The records should be repeated word for word, pictures excluded.
*-*-*
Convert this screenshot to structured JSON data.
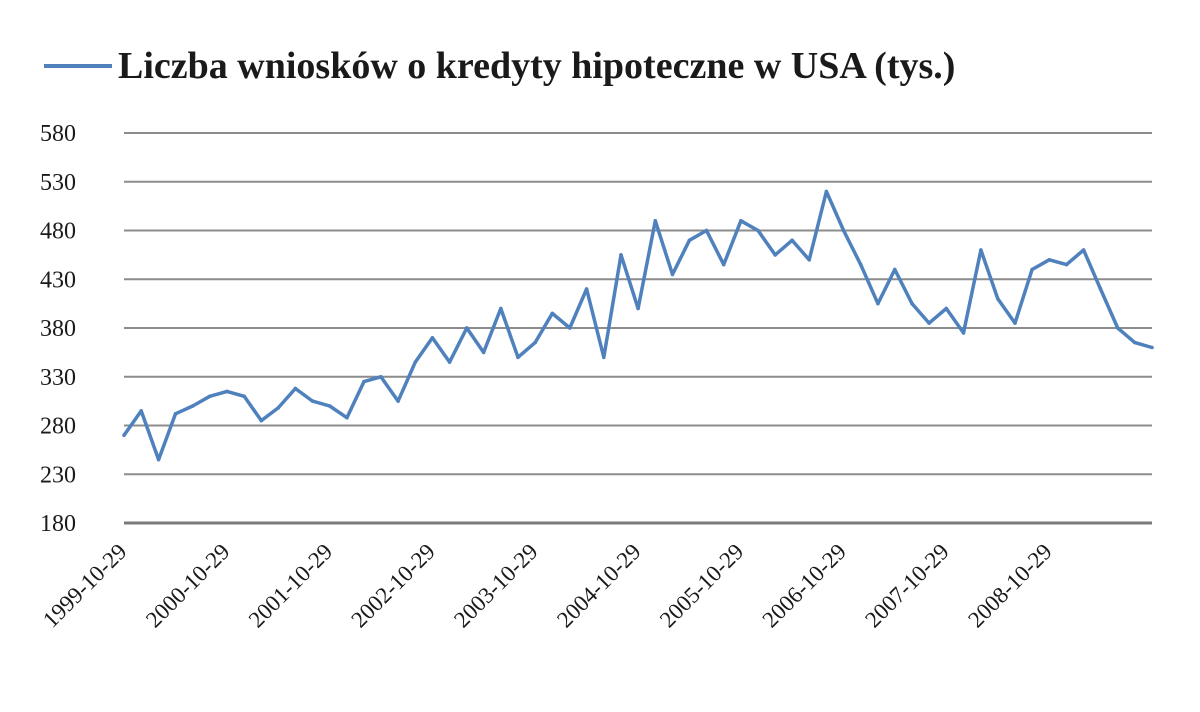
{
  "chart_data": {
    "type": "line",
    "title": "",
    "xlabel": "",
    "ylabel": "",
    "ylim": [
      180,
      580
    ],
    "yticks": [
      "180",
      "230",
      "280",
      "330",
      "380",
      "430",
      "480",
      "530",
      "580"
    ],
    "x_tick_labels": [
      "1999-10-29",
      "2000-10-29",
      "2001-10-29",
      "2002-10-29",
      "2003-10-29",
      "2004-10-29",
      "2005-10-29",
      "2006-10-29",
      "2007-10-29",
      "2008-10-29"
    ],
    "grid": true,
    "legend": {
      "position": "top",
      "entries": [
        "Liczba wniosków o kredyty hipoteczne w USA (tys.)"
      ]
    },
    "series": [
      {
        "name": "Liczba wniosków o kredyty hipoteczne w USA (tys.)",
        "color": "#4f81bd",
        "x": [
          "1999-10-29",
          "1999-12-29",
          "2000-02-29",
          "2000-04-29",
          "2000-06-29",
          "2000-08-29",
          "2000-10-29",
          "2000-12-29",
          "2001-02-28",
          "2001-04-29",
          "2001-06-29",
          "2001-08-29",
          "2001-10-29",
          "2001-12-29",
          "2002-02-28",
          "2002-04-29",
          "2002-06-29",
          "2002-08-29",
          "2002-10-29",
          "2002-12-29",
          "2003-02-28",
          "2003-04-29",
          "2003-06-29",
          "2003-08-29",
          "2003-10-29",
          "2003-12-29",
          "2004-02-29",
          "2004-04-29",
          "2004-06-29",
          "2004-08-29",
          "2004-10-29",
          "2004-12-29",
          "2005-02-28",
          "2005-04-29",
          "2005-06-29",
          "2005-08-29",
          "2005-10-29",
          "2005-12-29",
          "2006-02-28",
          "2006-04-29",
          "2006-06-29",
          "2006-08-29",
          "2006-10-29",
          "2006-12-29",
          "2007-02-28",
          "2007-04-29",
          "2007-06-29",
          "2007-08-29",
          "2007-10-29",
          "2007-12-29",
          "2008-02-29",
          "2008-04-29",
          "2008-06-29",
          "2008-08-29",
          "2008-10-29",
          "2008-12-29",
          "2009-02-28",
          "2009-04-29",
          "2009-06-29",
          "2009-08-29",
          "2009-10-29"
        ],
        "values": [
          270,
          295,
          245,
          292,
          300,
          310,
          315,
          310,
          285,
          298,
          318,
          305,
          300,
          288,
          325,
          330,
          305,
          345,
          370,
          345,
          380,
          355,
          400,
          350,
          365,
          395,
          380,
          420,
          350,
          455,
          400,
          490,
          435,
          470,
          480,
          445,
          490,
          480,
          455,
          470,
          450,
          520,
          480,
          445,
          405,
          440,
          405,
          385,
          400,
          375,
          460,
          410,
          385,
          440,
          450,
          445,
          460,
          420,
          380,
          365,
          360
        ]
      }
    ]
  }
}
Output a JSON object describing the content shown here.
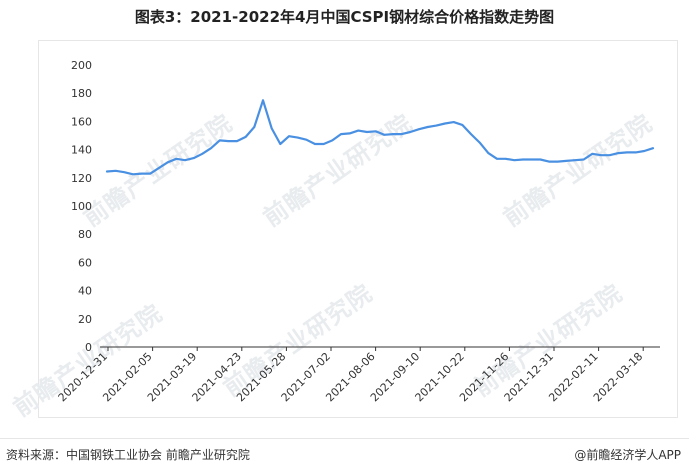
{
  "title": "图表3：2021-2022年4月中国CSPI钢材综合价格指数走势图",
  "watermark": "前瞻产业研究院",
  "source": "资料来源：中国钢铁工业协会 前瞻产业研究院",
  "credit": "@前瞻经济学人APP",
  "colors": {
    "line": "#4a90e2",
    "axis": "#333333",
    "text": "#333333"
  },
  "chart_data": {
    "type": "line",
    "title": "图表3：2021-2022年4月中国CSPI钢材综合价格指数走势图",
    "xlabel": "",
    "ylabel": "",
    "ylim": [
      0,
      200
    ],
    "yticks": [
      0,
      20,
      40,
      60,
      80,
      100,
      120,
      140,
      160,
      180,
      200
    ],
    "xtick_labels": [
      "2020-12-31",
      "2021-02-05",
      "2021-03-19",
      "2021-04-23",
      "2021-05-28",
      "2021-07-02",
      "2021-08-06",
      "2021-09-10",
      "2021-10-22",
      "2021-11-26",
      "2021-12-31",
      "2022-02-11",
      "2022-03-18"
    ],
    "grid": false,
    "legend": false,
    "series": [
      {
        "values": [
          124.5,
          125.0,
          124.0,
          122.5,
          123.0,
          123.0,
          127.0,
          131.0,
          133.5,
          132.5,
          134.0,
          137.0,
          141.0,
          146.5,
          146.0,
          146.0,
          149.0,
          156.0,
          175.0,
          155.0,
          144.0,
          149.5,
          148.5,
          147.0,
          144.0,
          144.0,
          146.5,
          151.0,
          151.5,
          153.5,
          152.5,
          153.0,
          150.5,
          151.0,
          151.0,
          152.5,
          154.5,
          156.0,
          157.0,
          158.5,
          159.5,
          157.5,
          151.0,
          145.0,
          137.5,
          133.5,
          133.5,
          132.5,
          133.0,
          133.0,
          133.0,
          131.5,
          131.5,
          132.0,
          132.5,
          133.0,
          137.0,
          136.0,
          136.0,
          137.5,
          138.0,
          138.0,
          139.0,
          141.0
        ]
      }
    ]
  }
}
*-*-*
> [Task output]
Convert this screenshot to structured JSON data.
{
  "chart_data": {
    "type": "line",
    "title": "",
    "xlabel": "",
    "ylabel": "",
    "ylim": [
      180,
      580
    ],
    "yticks": [
      "180",
      "230",
      "280",
      "330",
      "380",
      "430",
      "480",
      "530",
      "580"
    ],
    "x_tick_labels": [
      "1999-10-29",
      "2000-10-29",
      "2001-10-29",
      "2002-10-29",
      "2003-10-29",
      "2004-10-29",
      "2005-10-29",
      "2006-10-29",
      "2007-10-29",
      "2008-10-29"
    ],
    "grid": true,
    "legend": {
      "position": "top",
      "entries": [
        "Liczba wniosków o kredyty hipoteczne w USA (tys.)"
      ]
    },
    "series": [
      {
        "name": "Liczba wniosków o kredyty hipoteczne w USA (tys.)",
        "color": "#4f81bd",
        "x": [
          "1999-10-29",
          "1999-12-29",
          "2000-02-29",
          "2000-04-29",
          "2000-06-29",
          "2000-08-29",
          "2000-10-29",
          "2000-12-29",
          "2001-02-28",
          "2001-04-29",
          "2001-06-29",
          "2001-08-29",
          "2001-10-29",
          "2001-12-29",
          "2002-02-28",
          "2002-04-29",
          "2002-06-29",
          "2002-08-29",
          "2002-10-29",
          "2002-12-29",
          "2003-02-28",
          "2003-04-29",
          "2003-06-29",
          "2003-08-29",
          "2003-10-29",
          "2003-12-29",
          "2004-02-29",
          "2004-04-29",
          "2004-06-29",
          "2004-08-29",
          "2004-10-29",
          "2004-12-29",
          "2005-02-28",
          "2005-04-29",
          "2005-06-29",
          "2005-08-29",
          "2005-10-29",
          "2005-12-29",
          "2006-02-28",
          "2006-04-29",
          "2006-06-29",
          "2006-08-29",
          "2006-10-29",
          "2006-12-29",
          "2007-02-28",
          "2007-04-29",
          "2007-06-29",
          "2007-08-29",
          "2007-10-29",
          "2007-12-29",
          "2008-02-29",
          "2008-04-29",
          "2008-06-29",
          "2008-08-29",
          "2008-10-29",
          "2008-12-29",
          "2009-02-28",
          "2009-04-29",
          "2009-06-29",
          "2009-08-29",
          "2009-10-29"
        ],
        "values": [
          270,
          295,
          245,
          292,
          300,
          310,
          315,
          310,
          285,
          298,
          318,
          305,
          300,
          288,
          325,
          330,
          305,
          345,
          370,
          345,
          380,
          355,
          400,
          350,
          365,
          395,
          380,
          420,
          350,
          455,
          400,
          490,
          435,
          470,
          480,
          445,
          490,
          480,
          455,
          470,
          450,
          520,
          480,
          445,
          405,
          440,
          405,
          385,
          400,
          375,
          460,
          410,
          385,
          440,
          450,
          445,
          460,
          420,
          380,
          365,
          360
        ]
      }
    ]
  }
}
Output a JSON object describing the content shown here.
{
  "title": "图表3：2021-2022年4月中国CSPI钢材综合价格指数走势图",
  "watermark": "前瞻产业研究院",
  "source": "资料来源：中国钢铁工业协会 前瞻产业研究院",
  "credit": "@前瞻经济学人APP",
  "colors": {
    "line": "#4a90e2",
    "axis": "#333333",
    "text": "#333333"
  },
  "chart_data": {
    "type": "line",
    "title": "图表3：2021-2022年4月中国CSPI钢材综合价格指数走势图",
    "xlabel": "",
    "ylabel": "",
    "ylim": [
      0,
      200
    ],
    "yticks": [
      0,
      20,
      40,
      60,
      80,
      100,
      120,
      140,
      160,
      180,
      200
    ],
    "xtick_labels": [
      "2020-12-31",
      "2021-02-05",
      "2021-03-19",
      "2021-04-23",
      "2021-05-28",
      "2021-07-02",
      "2021-08-06",
      "2021-09-10",
      "2021-10-22",
      "2021-11-26",
      "2021-12-31",
      "2022-02-11",
      "2022-03-18"
    ],
    "grid": false,
    "legend": false,
    "series": [
      {
        "values": [
          124.5,
          125.0,
          124.0,
          122.5,
          123.0,
          123.0,
          127.0,
          131.0,
          133.5,
          132.5,
          134.0,
          137.0,
          141.0,
          146.5,
          146.0,
          146.0,
          149.0,
          156.0,
          175.0,
          155.0,
          144.0,
          149.5,
          148.5,
          147.0,
          144.0,
          144.0,
          146.5,
          151.0,
          151.5,
          153.5,
          152.5,
          153.0,
          150.5,
          151.0,
          151.0,
          152.5,
          154.5,
          156.0,
          157.0,
          158.5,
          159.5,
          157.5,
          151.0,
          145.0,
          137.5,
          133.5,
          133.5,
          132.5,
          133.0,
          133.0,
          133.0,
          131.5,
          131.5,
          132.0,
          132.5,
          133.0,
          137.0,
          136.0,
          136.0,
          137.5,
          138.0,
          138.0,
          139.0,
          141.0
        ]
      }
    ]
  }
}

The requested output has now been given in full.